What the task asks ▸ Look through the records below, and copy out every line that holds the string "name".

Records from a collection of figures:
§
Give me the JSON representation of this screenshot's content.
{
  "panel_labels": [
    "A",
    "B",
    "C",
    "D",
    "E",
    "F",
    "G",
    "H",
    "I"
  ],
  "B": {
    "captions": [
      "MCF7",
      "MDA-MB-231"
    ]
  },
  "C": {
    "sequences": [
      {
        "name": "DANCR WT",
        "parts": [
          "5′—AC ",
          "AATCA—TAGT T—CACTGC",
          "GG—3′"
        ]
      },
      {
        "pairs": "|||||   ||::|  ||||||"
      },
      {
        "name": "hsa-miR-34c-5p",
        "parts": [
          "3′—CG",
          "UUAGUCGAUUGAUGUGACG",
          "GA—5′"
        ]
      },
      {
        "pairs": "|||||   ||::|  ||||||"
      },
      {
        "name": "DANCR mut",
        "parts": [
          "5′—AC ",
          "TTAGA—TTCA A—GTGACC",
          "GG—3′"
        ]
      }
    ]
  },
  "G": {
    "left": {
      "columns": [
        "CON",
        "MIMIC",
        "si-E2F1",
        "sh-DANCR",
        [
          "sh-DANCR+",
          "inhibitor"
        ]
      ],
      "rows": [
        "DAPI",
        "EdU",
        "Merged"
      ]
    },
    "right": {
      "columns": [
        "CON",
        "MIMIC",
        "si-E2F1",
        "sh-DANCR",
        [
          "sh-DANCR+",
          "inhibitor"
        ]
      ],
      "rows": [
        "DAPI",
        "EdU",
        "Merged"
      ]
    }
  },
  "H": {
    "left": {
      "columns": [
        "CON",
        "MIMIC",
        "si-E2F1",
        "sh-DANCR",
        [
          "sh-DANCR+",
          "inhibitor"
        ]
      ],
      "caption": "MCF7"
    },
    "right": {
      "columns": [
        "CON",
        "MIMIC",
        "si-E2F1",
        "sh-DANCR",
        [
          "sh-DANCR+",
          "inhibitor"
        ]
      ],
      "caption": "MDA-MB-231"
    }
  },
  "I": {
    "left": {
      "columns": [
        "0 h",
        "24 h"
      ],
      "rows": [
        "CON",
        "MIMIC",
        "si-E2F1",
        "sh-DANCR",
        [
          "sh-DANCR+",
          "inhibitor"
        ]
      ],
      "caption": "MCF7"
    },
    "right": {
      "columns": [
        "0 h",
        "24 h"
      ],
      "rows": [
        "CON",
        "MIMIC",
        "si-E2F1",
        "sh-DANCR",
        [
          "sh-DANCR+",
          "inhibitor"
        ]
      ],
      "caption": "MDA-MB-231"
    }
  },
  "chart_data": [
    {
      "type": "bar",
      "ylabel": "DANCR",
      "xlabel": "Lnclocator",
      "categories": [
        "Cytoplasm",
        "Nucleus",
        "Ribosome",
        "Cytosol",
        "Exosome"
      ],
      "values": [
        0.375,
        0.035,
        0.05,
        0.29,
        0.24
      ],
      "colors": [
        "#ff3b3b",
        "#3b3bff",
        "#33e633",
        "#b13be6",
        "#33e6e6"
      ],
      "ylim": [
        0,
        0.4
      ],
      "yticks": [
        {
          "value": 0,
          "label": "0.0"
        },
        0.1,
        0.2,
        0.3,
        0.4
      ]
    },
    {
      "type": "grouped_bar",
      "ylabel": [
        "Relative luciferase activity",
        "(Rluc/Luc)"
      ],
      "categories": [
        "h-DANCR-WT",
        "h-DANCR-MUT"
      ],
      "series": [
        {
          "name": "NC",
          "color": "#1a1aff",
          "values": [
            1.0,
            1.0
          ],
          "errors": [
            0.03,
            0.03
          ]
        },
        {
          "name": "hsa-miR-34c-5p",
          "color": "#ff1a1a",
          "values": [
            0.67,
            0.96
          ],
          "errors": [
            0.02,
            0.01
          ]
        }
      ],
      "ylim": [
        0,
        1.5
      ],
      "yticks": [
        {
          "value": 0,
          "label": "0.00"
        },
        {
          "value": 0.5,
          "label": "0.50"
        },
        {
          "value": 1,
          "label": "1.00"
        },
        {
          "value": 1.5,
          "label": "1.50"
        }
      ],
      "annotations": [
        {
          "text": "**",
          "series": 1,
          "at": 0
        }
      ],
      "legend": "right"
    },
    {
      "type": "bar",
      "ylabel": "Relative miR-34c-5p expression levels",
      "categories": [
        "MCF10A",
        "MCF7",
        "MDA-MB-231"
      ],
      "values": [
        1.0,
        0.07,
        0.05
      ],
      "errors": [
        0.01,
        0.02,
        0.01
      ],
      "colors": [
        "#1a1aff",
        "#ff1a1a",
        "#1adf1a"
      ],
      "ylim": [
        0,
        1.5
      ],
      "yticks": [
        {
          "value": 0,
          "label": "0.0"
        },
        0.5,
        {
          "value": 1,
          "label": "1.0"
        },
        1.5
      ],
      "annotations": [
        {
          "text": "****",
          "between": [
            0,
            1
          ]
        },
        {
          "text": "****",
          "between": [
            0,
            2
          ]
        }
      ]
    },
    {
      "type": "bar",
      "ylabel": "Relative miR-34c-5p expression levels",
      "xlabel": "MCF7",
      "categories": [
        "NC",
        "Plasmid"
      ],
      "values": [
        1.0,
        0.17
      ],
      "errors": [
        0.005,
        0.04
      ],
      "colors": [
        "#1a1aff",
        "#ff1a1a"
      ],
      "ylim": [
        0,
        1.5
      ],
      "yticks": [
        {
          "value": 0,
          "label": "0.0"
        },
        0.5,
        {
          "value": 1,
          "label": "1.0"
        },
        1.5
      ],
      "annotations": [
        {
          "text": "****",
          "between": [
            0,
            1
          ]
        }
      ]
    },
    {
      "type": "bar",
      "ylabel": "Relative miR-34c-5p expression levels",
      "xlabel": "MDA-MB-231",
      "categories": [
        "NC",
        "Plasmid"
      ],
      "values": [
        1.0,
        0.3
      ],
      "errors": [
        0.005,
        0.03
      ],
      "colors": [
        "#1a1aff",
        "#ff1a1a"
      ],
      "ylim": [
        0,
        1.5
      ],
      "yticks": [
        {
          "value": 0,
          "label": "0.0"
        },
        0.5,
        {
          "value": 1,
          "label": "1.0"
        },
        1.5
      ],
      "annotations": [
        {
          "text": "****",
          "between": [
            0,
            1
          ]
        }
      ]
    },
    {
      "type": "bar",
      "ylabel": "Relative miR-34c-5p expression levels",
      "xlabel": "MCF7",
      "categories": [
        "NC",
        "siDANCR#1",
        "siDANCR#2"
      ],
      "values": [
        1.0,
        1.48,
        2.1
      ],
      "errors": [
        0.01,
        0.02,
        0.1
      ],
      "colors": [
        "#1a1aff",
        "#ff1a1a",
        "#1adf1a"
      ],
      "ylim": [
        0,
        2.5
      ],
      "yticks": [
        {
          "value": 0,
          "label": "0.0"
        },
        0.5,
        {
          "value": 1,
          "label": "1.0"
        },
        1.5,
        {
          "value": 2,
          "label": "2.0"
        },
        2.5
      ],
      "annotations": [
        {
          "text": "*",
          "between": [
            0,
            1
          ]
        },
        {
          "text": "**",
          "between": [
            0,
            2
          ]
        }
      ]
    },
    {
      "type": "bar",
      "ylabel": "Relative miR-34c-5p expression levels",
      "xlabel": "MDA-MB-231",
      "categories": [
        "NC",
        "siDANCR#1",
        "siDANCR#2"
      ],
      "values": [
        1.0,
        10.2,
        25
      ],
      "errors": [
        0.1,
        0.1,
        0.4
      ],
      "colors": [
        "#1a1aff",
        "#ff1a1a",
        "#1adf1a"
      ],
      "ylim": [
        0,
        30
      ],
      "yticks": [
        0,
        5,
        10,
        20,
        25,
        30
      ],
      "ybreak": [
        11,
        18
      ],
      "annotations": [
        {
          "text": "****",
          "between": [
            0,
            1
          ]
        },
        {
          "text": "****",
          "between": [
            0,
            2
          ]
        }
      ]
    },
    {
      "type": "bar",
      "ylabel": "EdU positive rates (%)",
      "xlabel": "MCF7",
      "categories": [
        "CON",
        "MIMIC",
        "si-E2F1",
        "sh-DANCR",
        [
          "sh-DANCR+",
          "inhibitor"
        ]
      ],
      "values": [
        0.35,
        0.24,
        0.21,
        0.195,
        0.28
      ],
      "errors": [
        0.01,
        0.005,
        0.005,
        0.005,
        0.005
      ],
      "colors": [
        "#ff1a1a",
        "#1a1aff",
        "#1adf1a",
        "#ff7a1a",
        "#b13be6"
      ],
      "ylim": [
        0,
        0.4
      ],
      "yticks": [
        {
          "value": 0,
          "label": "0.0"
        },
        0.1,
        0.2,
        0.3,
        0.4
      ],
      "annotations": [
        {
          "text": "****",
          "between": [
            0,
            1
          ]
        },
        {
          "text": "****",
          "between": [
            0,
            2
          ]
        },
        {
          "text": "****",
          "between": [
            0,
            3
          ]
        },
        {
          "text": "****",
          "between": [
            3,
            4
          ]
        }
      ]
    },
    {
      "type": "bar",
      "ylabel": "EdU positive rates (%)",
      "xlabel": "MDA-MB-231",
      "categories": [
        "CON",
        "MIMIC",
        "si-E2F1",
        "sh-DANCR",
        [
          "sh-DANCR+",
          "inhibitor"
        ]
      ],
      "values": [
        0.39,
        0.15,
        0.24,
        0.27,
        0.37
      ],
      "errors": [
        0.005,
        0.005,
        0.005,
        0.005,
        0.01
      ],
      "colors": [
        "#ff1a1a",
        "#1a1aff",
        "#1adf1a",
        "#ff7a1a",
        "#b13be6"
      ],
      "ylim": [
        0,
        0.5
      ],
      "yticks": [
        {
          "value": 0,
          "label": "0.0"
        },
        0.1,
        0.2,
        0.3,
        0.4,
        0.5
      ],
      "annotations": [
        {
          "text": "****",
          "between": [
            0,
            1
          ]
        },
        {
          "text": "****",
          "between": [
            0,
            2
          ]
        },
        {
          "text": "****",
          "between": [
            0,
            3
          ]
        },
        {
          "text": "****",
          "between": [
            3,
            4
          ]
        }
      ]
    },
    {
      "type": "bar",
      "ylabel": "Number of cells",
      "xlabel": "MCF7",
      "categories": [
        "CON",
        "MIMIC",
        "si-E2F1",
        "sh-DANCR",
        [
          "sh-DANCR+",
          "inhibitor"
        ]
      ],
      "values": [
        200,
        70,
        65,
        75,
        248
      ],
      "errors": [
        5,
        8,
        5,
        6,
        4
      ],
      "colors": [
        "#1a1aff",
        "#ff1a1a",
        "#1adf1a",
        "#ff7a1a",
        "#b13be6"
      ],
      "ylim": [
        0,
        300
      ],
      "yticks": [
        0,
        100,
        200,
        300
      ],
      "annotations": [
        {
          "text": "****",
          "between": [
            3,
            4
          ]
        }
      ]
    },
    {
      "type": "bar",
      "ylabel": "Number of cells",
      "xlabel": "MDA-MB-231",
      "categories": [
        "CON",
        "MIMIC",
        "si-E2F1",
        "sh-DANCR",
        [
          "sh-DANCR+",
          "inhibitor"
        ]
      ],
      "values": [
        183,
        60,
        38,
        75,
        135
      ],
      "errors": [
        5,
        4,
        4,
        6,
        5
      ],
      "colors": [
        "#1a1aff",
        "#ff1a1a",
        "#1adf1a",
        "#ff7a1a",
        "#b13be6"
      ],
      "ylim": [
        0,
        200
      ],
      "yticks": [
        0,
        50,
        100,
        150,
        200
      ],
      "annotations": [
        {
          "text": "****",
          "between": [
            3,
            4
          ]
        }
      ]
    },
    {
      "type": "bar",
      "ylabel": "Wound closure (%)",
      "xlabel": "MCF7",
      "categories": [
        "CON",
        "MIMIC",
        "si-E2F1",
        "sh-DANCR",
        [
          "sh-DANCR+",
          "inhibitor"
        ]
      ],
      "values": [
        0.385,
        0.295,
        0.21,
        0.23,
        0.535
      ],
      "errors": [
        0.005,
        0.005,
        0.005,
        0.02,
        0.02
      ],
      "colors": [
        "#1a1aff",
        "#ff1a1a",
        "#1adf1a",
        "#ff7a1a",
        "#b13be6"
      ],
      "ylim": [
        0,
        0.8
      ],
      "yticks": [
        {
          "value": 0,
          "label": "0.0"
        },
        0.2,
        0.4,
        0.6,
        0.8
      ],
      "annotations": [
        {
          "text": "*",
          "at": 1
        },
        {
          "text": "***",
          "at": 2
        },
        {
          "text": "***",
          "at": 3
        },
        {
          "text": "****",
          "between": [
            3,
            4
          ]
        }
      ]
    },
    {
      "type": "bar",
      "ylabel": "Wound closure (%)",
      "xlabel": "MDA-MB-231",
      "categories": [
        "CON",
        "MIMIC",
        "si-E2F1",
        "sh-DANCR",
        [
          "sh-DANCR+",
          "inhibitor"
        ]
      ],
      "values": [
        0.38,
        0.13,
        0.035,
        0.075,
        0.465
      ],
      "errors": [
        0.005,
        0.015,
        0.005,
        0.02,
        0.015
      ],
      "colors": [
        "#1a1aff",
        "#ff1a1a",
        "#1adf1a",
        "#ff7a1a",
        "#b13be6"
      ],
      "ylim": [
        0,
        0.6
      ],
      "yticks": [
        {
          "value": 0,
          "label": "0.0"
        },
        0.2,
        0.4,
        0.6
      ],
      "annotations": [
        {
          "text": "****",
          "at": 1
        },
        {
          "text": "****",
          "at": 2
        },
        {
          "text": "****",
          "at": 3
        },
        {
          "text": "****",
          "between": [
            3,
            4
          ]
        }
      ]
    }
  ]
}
§
Result for this exercise ▸
        "name": "DANCR WT",
        "name": "hsa-miR-34c-5p",
        "name": "DANCR mut",
          "name": "NC",
          "name": "hsa-miR-34c-5p",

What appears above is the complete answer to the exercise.